(Your instructions): Repeat each entry exactly and drop the pictures.

Data records
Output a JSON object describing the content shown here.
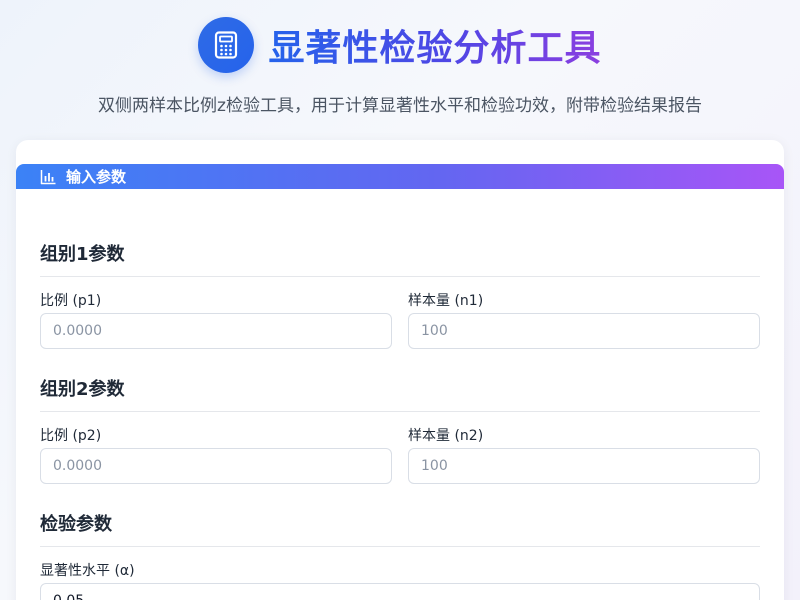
{
  "header": {
    "icon": "calculator-icon",
    "title": "显著性检验分析工具",
    "subtitle": "双侧两样本比例z检验工具，用于计算显著性水平和检验功效，附带检验结果报告"
  },
  "input_card": {
    "icon": "bar-chart-icon",
    "title": "输入参数",
    "group1": {
      "title": "组别1参数",
      "p_label": "比例 (p1)",
      "p_placeholder": "0.0000",
      "n_label": "样本量 (n1)",
      "n_placeholder": "100"
    },
    "group2": {
      "title": "组别2参数",
      "p_label": "比例 (p2)",
      "p_placeholder": "0.0000",
      "n_label": "样本量 (n2)",
      "n_placeholder": "100"
    },
    "test": {
      "title": "检验参数",
      "alpha_label": "显著性水平 (α)",
      "alpha_value": "0.05"
    }
  },
  "colors": {
    "brand_blue": "#2563eb",
    "brand_purple": "#a855f7"
  }
}
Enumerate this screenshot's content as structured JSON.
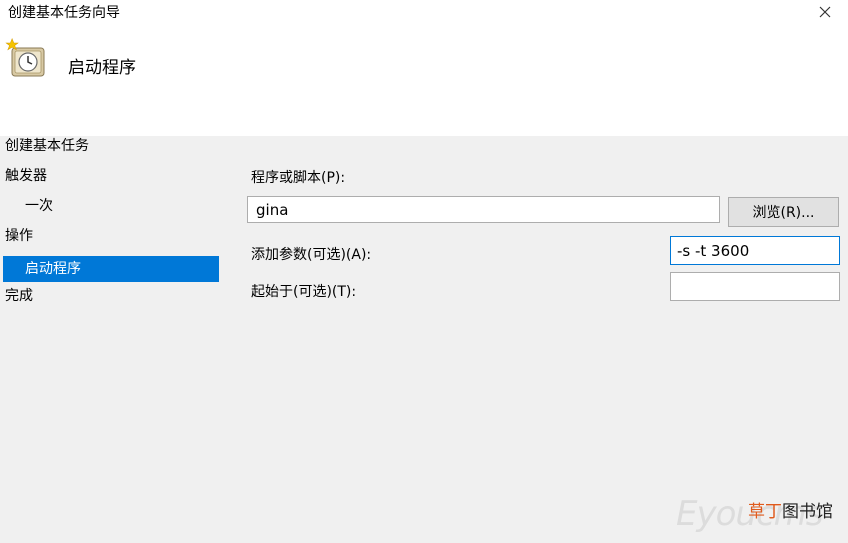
{
  "window": {
    "title": "创建基本任务向导",
    "close_glyph": "×"
  },
  "header": {
    "icon": "task-scheduler-clock-icon",
    "title": "启动程序"
  },
  "nav": {
    "items": [
      {
        "label": "创建基本任务"
      },
      {
        "label": "触发器"
      },
      {
        "label": "一次"
      },
      {
        "label": "操作"
      },
      {
        "label": "启动程序"
      },
      {
        "label": "完成"
      }
    ],
    "selected_color": "#0078d7"
  },
  "form": {
    "program_label": "程序或脚本(P):",
    "program_value": "gina",
    "browse_label": "浏览(R)...",
    "args_label": "添加参数(可选)(A):",
    "args_value": "-s -t 3600",
    "start_in_label": "起始于(可选)(T):",
    "start_in_value": ""
  },
  "watermark": {
    "letters": "Eyoucms",
    "text_accent": "草丁",
    "text_rest": "图书馆"
  }
}
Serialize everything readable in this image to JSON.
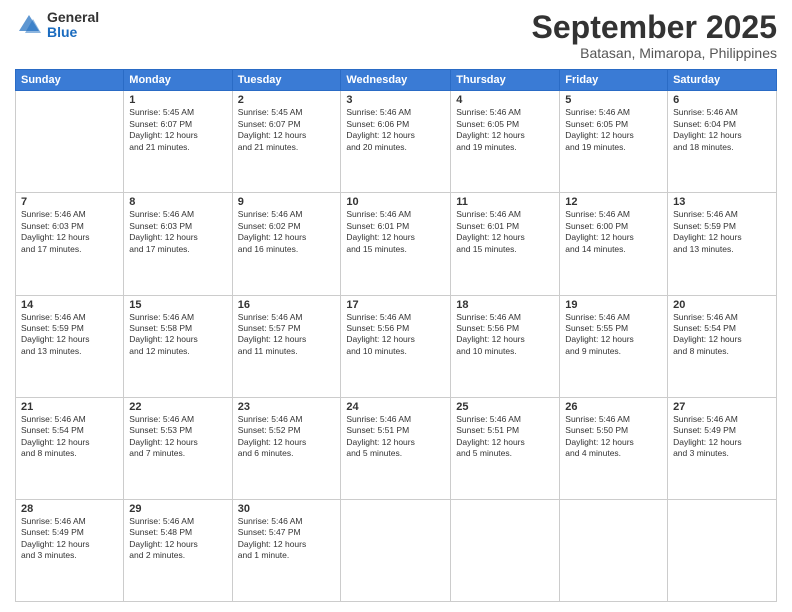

(Solution for this exercise):
Output a JSON object describing the content shown here.
{
  "header": {
    "icon": "calculator-icon",
    "title": "显著性检验分析工具",
    "subtitle": "双侧两样本比例z检验工具，用于计算显著性水平和检验功效，附带检验结果报告"
  },
  "input_card": {
    "icon": "bar-chart-icon",
    "title": "输入参数",
    "group1": {
      "title": "组别1参数",
      "p_label": "比例 (p1)",
      "p_placeholder": "0.0000",
      "n_label": "样本量 (n1)",
      "n_placeholder": "100"
    },
    "group2": {
      "title": "组别2参数",
      "p_label": "比例 (p2)",
      "p_placeholder": "0.0000",
      "n_label": "样本量 (n2)",
      "n_placeholder": "100"
    },
    "test": {
      "title": "检验参数",
      "alpha_label": "显著性水平 (α)",
      "alpha_value": "0.05"
    }
  },
  "colors": {
    "brand_blue": "#2563eb",
    "brand_purple": "#a855f7"
  }
}
Enumerate this screenshot's content as structured JSON.
{
  "window": {
    "title": "创建基本任务向导",
    "close_glyph": "×"
  },
  "header": {
    "icon": "task-scheduler-clock-icon",
    "title": "启动程序"
  },
  "nav": {
    "items": [
      {
        "label": "创建基本任务"
      },
      {
        "label": "触发器"
      },
      {
        "label": "一次"
      },
      {
        "label": "操作"
      },
      {
        "label": "启动程序"
      },
      {
        "label": "完成"
      }
    ],
    "selected_color": "#0078d7"
  },
  "form": {
    "program_label": "程序或脚本(P):",
    "program_value": "gina",
    "browse_label": "浏览(R)...",
    "args_label": "添加参数(可选)(A):",
    "args_value": "-s -t 3600",
    "start_in_label": "起始于(可选)(T):",
    "start_in_value": ""
  },
  "watermark": {
    "letters": "Eyoucms",
    "text_accent": "草丁",
    "text_rest": "图书馆"
  }
}
Serialize everything readable in this image to JSON.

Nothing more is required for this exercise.